Your instructions. Output the full listing below exactly, without the pictures.
___
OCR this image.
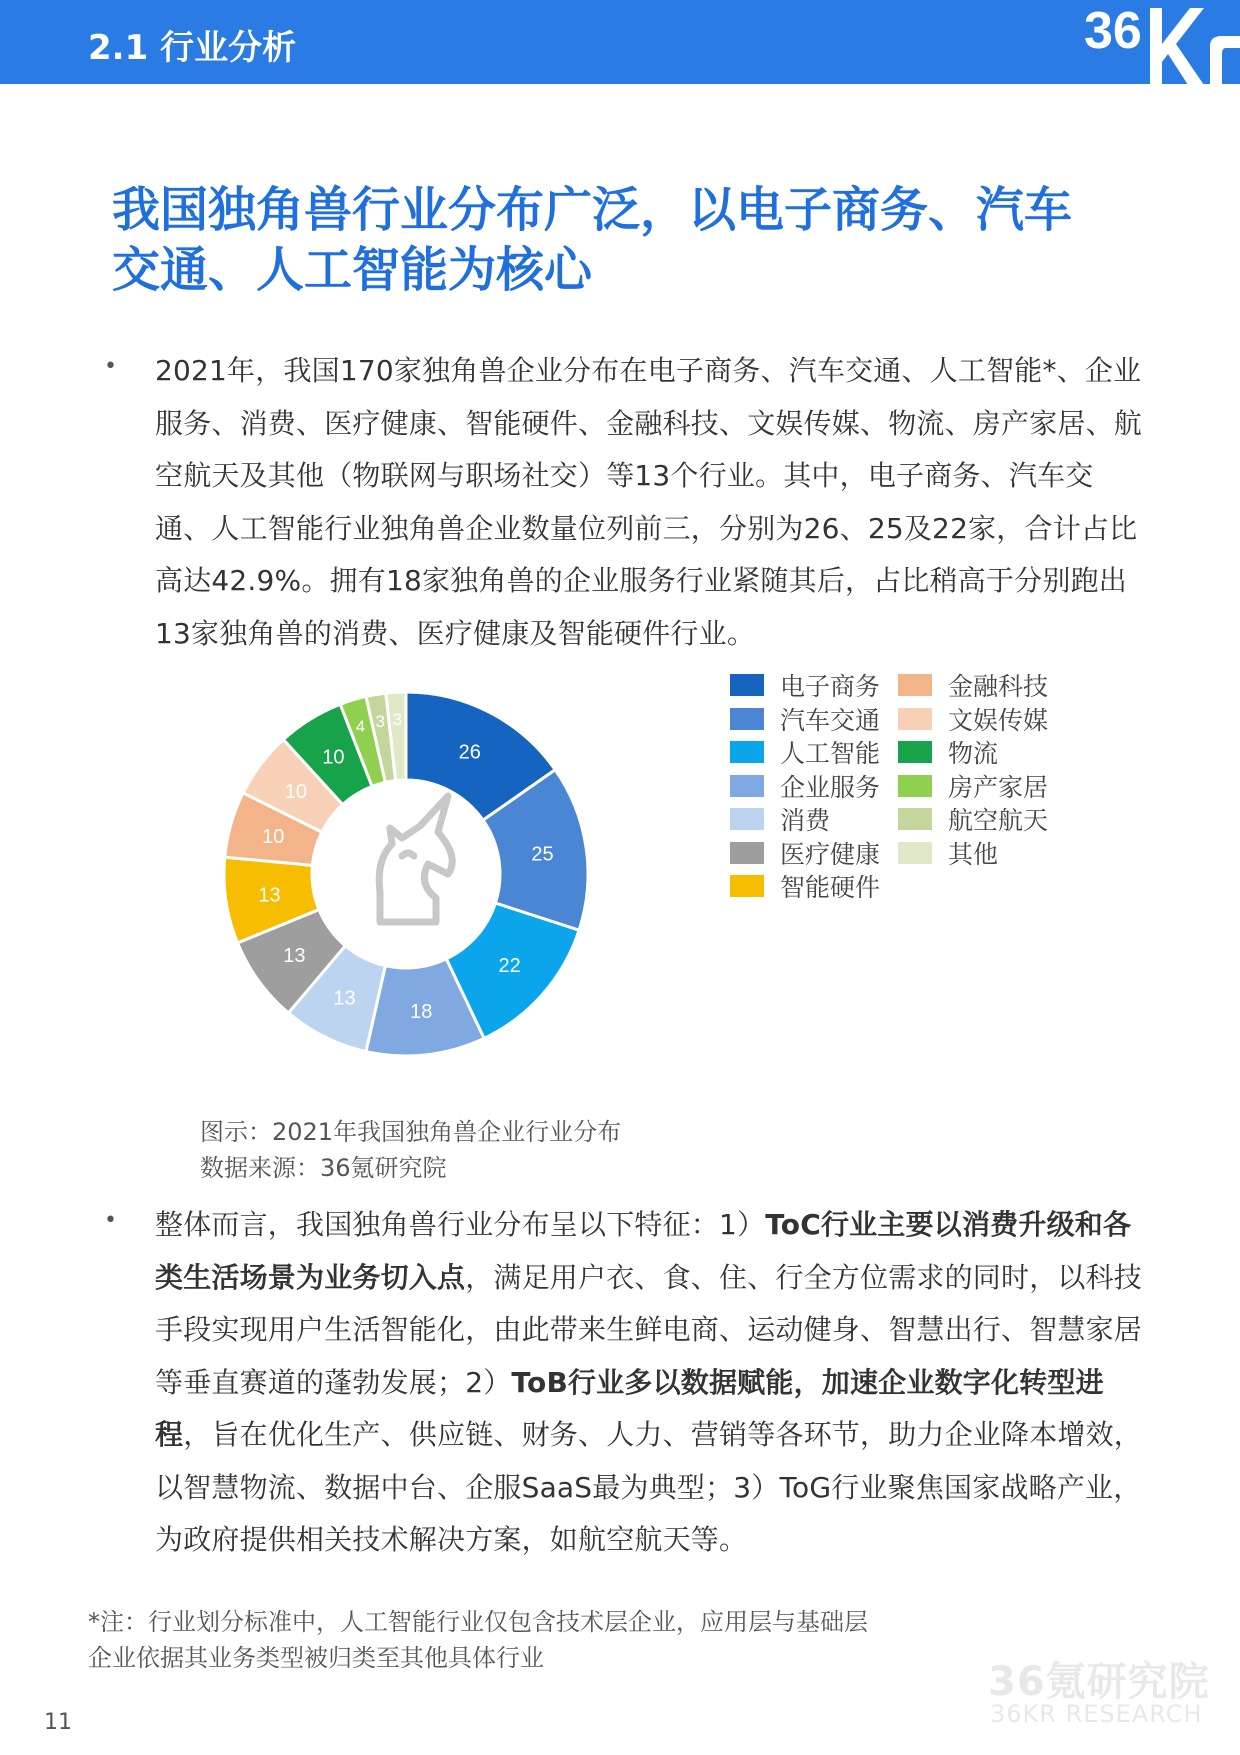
2.1 行业分析	36
我国独角兽行业分布广泛，以电子商务、汽车
交通、人工智能为核心
• 2021年，我国170家独角兽企业分布在电子商务、汽车交通、人工智能*、企业服务、消费、医疗健康、智能硬件、金融科技、文娱传媒、物流、房产家居、航空航天及其他（物联网与职场社交）等13个行业。其中，电子商务、汽车交通、人工智能行业独角兽企业数量位列前三，分别为26、25及22家，合计占比高达42.9%。拥有18家独角兽的企业服务行业紧随其后，占比稍高于分别跑出13家独角兽的消费、医疗健康及智能硬件行业。
26
25
22
18
13
13
13
10
10
10
4 3 3
电子商务
汽车交通
人工智能
企业服务
消费
医疗健康
智能硬件
金融科技
文娱传媒
物流
房产家居
航空航天
其他
图示：2021年我国独角兽企业行业分布
数据来源：36氪研究院
• 整体而言，我国独角兽行业分布呈以下特征：1）ToC行业主要以消费升级和各类生活场景为业务切入点，满足用户衣、食、住、行全方位需求的同时，以科技手段实现用户生活智能化，由此带来生鲜电商、运动健身、智慧出行、智慧家居等垂直赛道的蓬勃发展；2）ToB行业多以数据赋能，加速企业数字化转型进程，旨在优化生产、供应链、财务、人力、营销等各环节，助力企业降本增效，以智慧物流、数据中台、企服SaaS最为典型；3）ToG行业聚焦国家战略产业，为政府提供相关技术解决方案，如航空航天等。
*注：行业划分标准中，人工智能行业仅包含技术层企业，应用层与基础层
企业依据其业务类型被归类至其他具体行业
36氪研究院
36KR RESEARCH
11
___
Task solution.
OCR this image.
2.1 行业分析	36
我国独角兽行业分布广泛，以电子商务、汽车
交通、人工智能为核心
• 2021年，我国170家独角兽企业分布在电子商务、汽车交通、人工智能*、企业服务、消费、医疗健康、智能硬件、金融科技、文娱传媒、物流、房产家居、航空航天及其他（物联网与职场社交）等13个行业。其中，电子商务、汽车交通、人工智能行业独角兽企业数量位列前三，分别为26、25及22家，合计占比高达42.9%。拥有18家独角兽的企业服务行业紧随其后，占比稍高于分别跑出13家独角兽的消费、医疗健康及智能硬件行业。
26
25
22
18
13
13
13
10
10
10
4 3 3
电子商务
汽车交通
人工智能
企业服务
消费
医疗健康
智能硬件
金融科技
文娱传媒
物流
房产家居
航空航天
其他
图示：2021年我国独角兽企业行业分布
数据来源：36氪研究院
• 整体而言，我国独角兽行业分布呈以下特征：1）ToC行业主要以消费升级和各类生活场景为业务切入点，满足用户衣、食、住、行全方位需求的同时，以科技手段实现用户生活智能化，由此带来生鲜电商、运动健身、智慧出行、智慧家居等垂直赛道的蓬勃发展；2）ToB行业多以数据赋能，加速企业数字化转型进程，旨在优化生产、供应链、财务、人力、营销等各环节，助力企业降本增效，以智慧物流、数据中台、企服SaaS最为典型；3）ToG行业聚焦国家战略产业，为政府提供相关技术解决方案，如航空航天等。
*注：行业划分标准中，人工智能行业仅包含技术层企业，应用层与基础层
企业依据其业务类型被归类至其他具体行业
36氪研究院
36KR RESEARCH
11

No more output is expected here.